**Aim of the task:**
Within the records below, find each line that holds the string "data", then copy it.

**Material:**
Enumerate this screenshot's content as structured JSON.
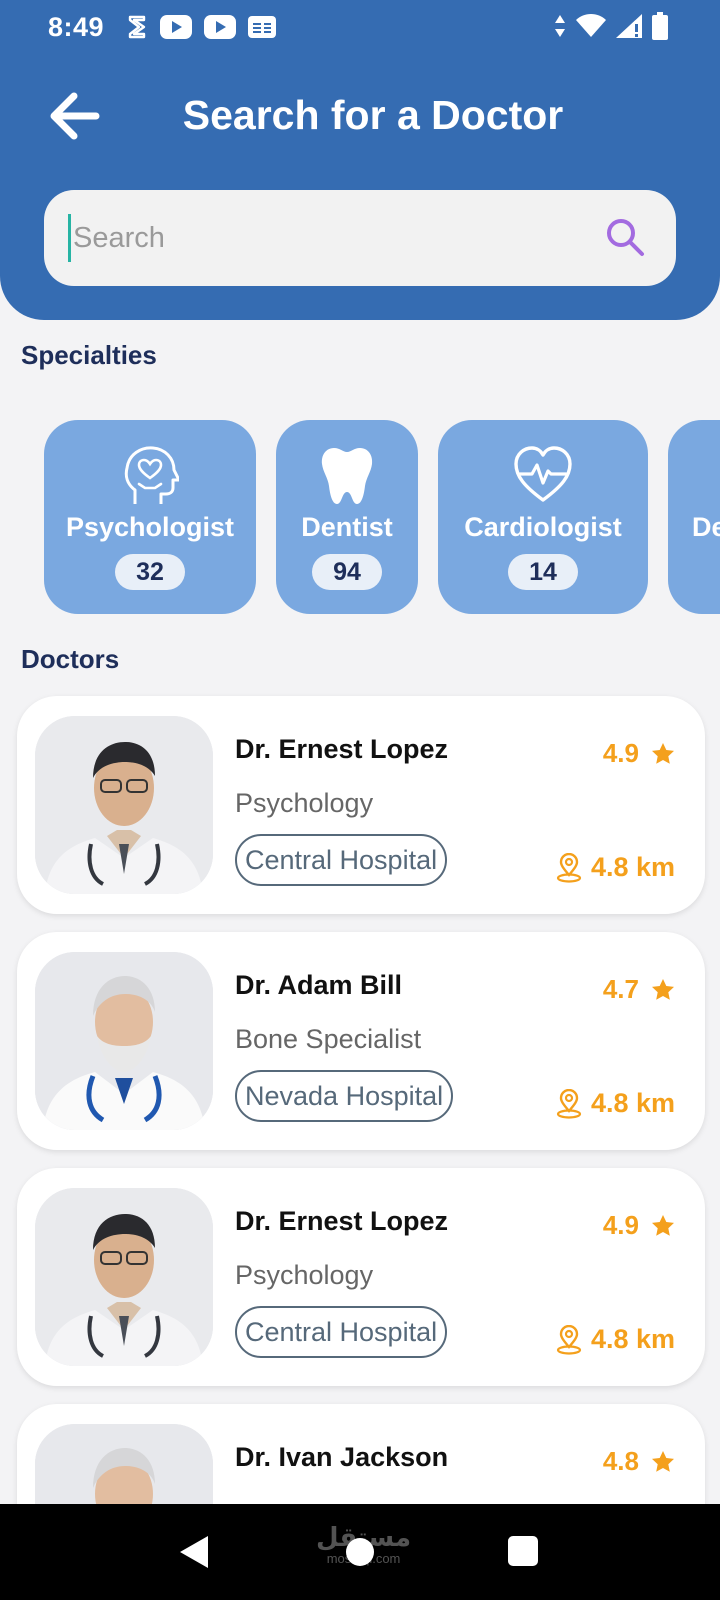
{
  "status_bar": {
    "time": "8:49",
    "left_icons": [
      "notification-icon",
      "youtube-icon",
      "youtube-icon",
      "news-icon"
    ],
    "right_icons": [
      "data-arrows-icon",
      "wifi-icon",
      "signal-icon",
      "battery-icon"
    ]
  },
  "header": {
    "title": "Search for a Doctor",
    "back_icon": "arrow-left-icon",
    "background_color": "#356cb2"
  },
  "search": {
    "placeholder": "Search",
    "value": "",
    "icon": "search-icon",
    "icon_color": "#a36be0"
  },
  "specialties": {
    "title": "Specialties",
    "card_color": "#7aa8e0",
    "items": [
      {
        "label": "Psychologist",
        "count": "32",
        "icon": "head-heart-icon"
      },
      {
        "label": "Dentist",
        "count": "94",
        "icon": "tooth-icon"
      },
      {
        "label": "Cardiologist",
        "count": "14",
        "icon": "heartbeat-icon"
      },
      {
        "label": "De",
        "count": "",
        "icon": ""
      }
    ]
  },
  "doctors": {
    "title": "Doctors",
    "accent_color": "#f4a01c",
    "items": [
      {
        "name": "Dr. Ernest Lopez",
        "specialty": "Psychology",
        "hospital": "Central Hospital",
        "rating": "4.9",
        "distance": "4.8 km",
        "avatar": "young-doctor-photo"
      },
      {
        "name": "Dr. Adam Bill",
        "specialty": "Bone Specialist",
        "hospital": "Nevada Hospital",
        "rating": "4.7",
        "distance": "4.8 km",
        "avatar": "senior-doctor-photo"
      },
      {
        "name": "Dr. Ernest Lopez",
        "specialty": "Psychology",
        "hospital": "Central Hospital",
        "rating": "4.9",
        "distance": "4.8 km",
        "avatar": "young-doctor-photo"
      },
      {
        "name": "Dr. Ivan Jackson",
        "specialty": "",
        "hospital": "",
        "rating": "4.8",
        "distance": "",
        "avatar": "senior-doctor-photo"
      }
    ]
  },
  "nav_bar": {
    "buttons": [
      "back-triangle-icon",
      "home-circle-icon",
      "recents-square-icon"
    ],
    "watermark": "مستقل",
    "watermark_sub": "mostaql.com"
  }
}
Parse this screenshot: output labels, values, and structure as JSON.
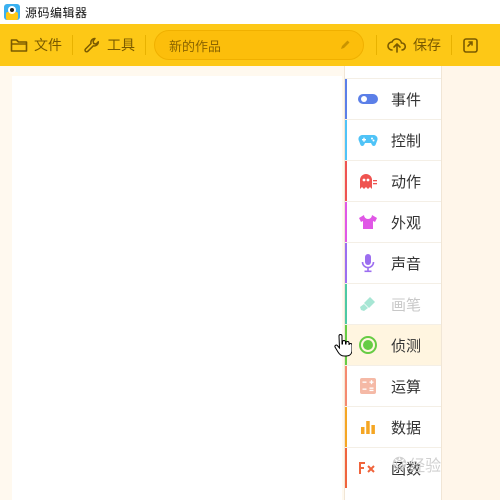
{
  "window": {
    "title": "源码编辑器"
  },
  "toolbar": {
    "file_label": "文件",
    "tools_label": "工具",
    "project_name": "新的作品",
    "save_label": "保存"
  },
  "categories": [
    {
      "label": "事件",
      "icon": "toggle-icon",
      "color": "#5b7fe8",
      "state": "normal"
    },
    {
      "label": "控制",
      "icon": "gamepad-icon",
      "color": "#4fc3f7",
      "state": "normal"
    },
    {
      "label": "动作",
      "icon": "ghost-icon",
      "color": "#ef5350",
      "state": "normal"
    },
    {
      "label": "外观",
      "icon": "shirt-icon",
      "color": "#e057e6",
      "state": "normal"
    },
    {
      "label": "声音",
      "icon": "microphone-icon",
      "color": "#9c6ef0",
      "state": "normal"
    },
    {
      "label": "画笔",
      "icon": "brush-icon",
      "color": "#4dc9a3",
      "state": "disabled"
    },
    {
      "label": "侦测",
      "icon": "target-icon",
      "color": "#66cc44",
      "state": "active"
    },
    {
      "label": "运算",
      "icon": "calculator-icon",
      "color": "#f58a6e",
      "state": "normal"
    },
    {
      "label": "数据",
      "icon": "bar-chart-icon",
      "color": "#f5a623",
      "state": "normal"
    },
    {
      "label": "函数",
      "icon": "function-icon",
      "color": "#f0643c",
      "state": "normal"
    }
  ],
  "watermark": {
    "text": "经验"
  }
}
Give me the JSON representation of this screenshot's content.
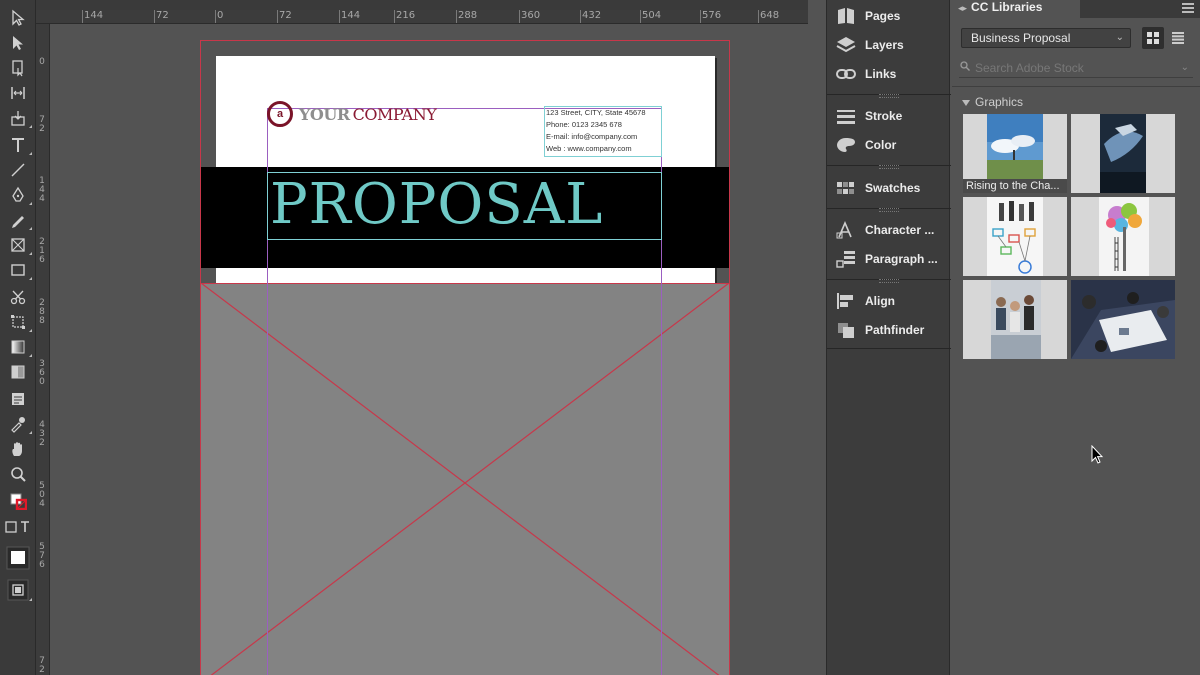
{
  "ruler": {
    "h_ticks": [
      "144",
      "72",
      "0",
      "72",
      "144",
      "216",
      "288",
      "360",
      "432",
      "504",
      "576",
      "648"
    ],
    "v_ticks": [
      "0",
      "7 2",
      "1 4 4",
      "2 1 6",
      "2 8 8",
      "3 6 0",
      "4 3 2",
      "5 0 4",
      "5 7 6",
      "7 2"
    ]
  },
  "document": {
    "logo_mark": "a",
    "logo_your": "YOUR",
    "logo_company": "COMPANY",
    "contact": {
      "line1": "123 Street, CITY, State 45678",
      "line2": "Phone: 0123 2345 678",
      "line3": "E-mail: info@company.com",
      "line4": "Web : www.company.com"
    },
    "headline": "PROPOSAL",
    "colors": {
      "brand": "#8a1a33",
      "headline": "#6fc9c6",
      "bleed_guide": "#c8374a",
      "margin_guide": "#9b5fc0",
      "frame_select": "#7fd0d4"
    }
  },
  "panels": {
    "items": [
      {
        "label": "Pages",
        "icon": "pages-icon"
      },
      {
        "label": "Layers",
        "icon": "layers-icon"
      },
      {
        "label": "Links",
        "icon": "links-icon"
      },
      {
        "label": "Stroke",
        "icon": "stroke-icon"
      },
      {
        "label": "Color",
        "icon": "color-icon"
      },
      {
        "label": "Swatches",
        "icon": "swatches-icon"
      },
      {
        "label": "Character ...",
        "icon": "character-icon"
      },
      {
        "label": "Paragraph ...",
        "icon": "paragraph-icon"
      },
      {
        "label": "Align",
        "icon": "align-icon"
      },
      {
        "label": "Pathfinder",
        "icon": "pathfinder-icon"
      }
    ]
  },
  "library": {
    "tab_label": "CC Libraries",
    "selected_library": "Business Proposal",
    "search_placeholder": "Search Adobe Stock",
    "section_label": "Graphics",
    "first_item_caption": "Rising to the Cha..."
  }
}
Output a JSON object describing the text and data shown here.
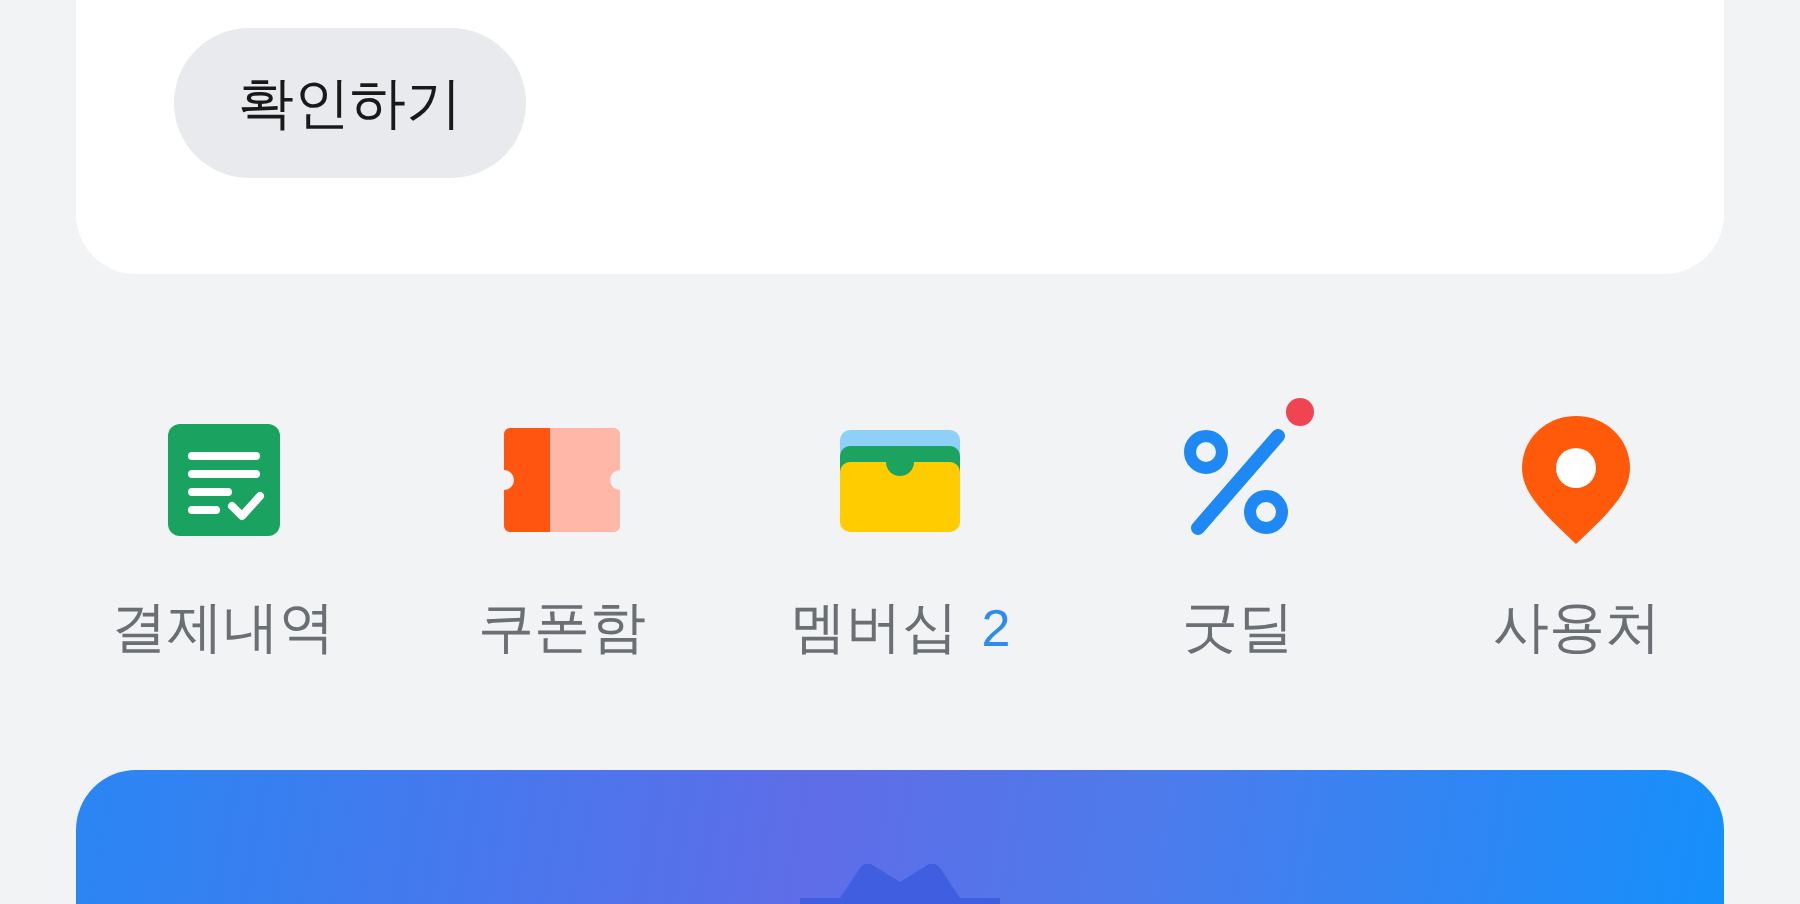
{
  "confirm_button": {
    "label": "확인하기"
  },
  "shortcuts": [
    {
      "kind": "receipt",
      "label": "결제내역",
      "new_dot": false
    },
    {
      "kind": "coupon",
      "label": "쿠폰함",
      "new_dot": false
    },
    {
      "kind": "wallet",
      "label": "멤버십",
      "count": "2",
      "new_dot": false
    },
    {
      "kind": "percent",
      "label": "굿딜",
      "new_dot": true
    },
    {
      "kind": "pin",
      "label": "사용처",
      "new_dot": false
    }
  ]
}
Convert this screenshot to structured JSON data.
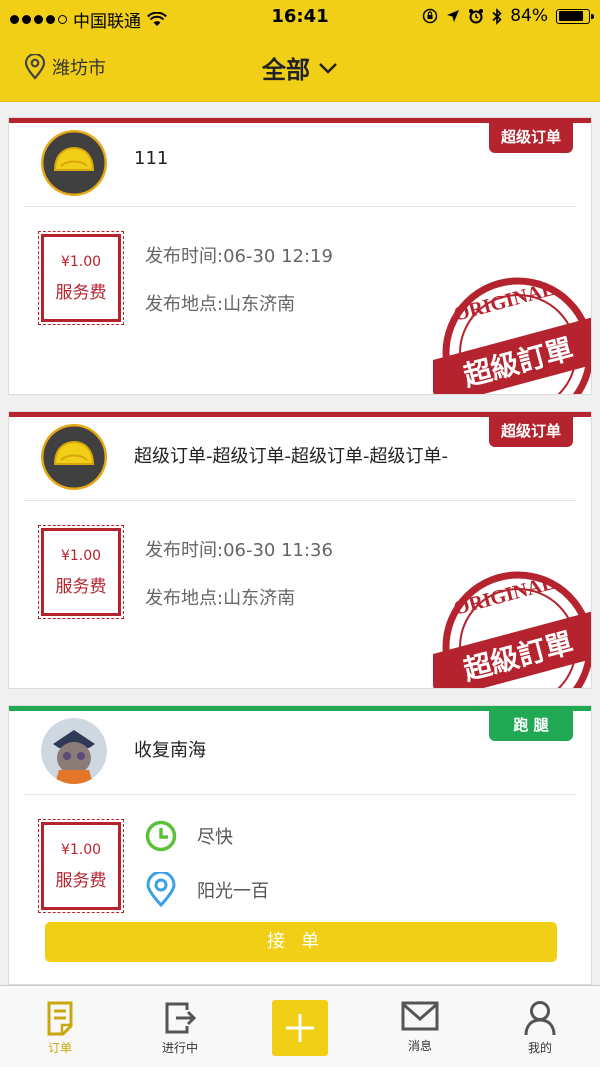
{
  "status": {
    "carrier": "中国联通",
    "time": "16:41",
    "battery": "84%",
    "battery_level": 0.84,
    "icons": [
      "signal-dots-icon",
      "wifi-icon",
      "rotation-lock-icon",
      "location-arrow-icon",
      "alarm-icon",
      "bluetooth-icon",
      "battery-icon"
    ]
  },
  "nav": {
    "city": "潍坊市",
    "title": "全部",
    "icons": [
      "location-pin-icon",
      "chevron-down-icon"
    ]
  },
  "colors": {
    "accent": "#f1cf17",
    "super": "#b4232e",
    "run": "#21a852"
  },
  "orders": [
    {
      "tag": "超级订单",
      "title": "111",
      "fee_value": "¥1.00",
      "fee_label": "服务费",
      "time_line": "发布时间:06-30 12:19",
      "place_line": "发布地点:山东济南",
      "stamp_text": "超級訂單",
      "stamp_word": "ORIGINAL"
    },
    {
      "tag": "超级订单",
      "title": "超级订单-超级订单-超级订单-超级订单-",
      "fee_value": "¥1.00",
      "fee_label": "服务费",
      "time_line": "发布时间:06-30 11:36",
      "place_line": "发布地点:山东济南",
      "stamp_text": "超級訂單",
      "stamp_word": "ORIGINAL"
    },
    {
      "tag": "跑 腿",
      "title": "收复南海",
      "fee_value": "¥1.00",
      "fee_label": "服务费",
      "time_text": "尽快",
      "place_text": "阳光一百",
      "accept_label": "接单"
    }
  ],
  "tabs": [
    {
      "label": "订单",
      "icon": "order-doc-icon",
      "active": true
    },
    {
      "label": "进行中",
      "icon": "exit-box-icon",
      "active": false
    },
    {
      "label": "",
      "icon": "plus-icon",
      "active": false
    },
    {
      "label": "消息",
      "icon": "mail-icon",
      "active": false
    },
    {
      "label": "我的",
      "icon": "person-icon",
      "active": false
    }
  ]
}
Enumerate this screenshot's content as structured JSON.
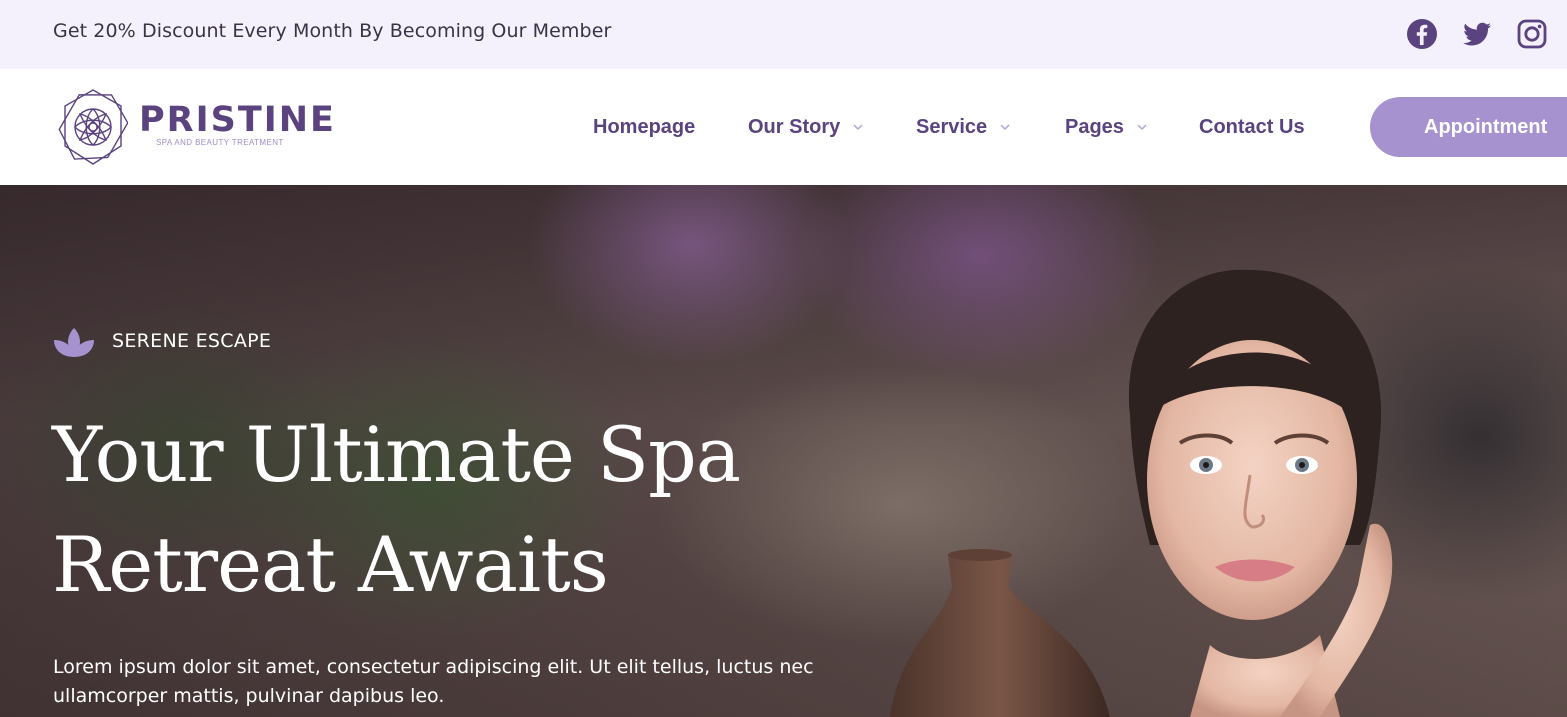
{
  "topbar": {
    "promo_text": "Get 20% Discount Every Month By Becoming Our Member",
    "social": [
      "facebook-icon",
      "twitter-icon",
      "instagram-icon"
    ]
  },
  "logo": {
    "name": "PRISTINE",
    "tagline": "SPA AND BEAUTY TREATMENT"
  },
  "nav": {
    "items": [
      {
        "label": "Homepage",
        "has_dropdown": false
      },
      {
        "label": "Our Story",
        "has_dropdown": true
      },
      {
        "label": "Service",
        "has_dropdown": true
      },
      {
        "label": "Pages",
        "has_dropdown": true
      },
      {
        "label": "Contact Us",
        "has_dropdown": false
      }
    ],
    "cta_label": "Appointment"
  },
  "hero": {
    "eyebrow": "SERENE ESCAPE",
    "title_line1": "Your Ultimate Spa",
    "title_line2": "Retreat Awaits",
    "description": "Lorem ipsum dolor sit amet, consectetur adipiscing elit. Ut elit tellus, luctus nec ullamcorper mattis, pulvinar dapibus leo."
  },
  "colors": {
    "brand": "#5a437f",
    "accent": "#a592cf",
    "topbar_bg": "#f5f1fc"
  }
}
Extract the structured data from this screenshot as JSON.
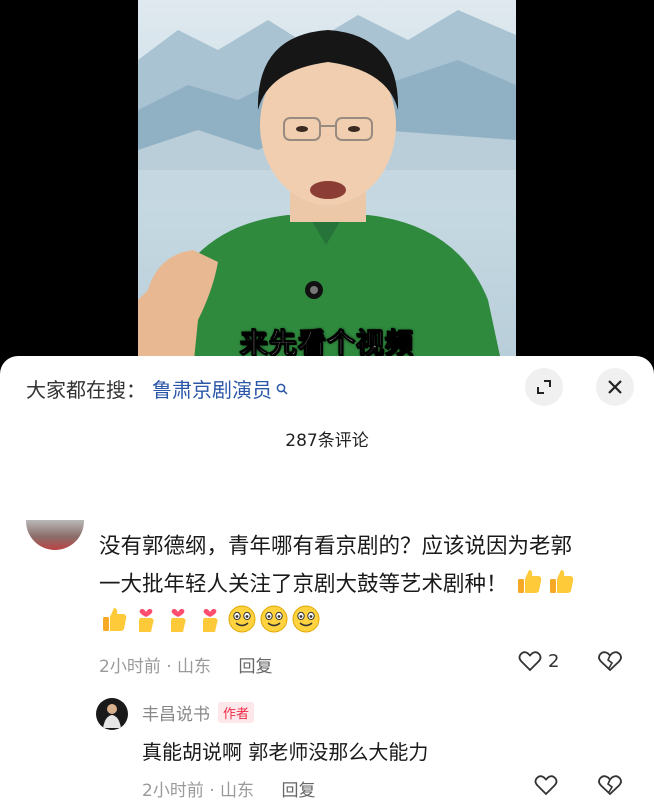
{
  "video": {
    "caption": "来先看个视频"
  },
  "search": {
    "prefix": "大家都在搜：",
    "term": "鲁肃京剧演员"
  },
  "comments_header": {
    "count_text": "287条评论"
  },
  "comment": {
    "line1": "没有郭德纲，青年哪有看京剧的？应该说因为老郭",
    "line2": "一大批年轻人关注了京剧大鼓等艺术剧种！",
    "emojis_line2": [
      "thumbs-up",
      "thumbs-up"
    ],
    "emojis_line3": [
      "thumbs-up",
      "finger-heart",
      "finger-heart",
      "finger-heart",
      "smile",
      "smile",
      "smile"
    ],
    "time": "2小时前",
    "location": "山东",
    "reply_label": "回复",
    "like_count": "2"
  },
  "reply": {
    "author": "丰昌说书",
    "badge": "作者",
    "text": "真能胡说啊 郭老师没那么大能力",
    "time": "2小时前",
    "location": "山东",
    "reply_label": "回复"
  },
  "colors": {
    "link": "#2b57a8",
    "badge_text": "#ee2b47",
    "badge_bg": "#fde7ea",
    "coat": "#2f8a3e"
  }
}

**Result:**
      "data-arrows-icon",
Output a JSON object describing the text and data shown here.
Convert this screenshot to structured JSON data.
Extract the structured data from this screenshot as JSON.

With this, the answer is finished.